GIVEN REQUEST:
Show all lines of the listing that hold the word "Aquaculture".

__________________________________________________

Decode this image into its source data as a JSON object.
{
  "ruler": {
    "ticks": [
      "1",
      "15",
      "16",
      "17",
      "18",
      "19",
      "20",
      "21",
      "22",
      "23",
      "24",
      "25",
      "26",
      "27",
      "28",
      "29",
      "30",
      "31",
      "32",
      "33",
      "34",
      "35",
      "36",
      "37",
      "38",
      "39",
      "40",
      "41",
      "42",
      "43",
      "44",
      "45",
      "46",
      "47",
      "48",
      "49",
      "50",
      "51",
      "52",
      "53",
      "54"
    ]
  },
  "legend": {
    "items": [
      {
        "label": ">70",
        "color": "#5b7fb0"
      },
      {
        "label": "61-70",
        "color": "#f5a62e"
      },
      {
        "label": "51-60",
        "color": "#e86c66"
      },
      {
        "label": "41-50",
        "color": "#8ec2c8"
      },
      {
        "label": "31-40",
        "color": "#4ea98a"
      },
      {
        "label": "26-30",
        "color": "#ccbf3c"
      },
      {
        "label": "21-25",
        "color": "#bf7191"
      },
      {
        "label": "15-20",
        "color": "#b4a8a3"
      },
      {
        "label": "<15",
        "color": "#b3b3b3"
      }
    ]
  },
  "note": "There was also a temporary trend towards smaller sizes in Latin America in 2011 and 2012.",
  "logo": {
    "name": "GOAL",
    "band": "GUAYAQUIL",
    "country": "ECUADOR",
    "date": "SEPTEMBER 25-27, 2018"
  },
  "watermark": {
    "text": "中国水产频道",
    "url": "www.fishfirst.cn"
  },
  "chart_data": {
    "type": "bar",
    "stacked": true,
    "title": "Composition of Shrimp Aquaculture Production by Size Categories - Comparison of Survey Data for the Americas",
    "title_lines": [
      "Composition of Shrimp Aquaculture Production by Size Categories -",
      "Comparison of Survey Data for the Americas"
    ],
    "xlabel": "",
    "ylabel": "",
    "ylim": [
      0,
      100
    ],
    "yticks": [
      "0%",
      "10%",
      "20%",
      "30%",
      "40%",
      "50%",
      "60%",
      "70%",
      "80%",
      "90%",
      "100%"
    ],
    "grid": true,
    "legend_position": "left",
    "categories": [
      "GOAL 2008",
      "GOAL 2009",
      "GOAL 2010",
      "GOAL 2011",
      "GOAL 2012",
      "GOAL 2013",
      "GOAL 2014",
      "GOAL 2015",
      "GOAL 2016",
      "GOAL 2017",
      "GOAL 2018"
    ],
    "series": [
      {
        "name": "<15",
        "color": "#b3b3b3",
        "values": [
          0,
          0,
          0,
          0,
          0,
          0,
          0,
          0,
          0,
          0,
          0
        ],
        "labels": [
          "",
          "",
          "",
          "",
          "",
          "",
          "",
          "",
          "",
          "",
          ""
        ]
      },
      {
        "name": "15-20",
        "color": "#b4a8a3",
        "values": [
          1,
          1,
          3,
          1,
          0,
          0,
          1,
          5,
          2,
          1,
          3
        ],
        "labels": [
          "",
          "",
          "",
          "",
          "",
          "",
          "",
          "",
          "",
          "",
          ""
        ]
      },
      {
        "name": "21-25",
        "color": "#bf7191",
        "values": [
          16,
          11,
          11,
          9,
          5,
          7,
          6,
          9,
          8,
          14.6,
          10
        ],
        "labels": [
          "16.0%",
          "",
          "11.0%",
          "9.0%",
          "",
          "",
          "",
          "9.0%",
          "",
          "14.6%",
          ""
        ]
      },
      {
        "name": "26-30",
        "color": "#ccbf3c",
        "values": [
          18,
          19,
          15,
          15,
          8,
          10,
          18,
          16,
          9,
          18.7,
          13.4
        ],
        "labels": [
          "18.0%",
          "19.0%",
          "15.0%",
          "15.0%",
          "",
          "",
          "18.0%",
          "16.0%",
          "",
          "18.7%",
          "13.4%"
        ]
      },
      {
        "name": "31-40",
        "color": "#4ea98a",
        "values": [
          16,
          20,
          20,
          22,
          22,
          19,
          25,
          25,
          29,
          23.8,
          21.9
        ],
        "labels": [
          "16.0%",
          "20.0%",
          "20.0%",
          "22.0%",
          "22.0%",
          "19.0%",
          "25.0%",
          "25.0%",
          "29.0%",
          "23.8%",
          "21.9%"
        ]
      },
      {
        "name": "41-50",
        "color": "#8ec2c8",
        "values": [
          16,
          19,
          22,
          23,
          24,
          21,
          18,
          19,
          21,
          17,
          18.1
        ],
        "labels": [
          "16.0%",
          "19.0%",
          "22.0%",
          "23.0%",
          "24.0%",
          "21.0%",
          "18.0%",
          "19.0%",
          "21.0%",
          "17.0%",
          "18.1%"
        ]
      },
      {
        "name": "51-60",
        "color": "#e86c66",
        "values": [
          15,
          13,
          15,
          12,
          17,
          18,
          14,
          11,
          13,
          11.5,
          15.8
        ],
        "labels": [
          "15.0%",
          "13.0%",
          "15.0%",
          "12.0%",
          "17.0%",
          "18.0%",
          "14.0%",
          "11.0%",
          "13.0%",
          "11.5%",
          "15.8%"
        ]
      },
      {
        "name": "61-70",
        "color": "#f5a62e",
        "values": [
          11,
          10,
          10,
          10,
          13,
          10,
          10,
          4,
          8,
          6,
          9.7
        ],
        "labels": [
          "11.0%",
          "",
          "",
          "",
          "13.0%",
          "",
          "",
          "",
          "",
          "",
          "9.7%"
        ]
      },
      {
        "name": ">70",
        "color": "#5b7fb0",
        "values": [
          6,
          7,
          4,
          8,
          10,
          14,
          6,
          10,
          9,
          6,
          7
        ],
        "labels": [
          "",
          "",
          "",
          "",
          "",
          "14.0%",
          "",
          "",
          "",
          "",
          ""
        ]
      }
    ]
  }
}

__________________________________________________

ANSWER TO THE EXERCISE:
    "title": "Composition of Shrimp Aquaculture Production by Size Categories - Comparison of Survey Data for the Americas",
      "Composition of Shrimp Aquaculture Production by Size Categories -",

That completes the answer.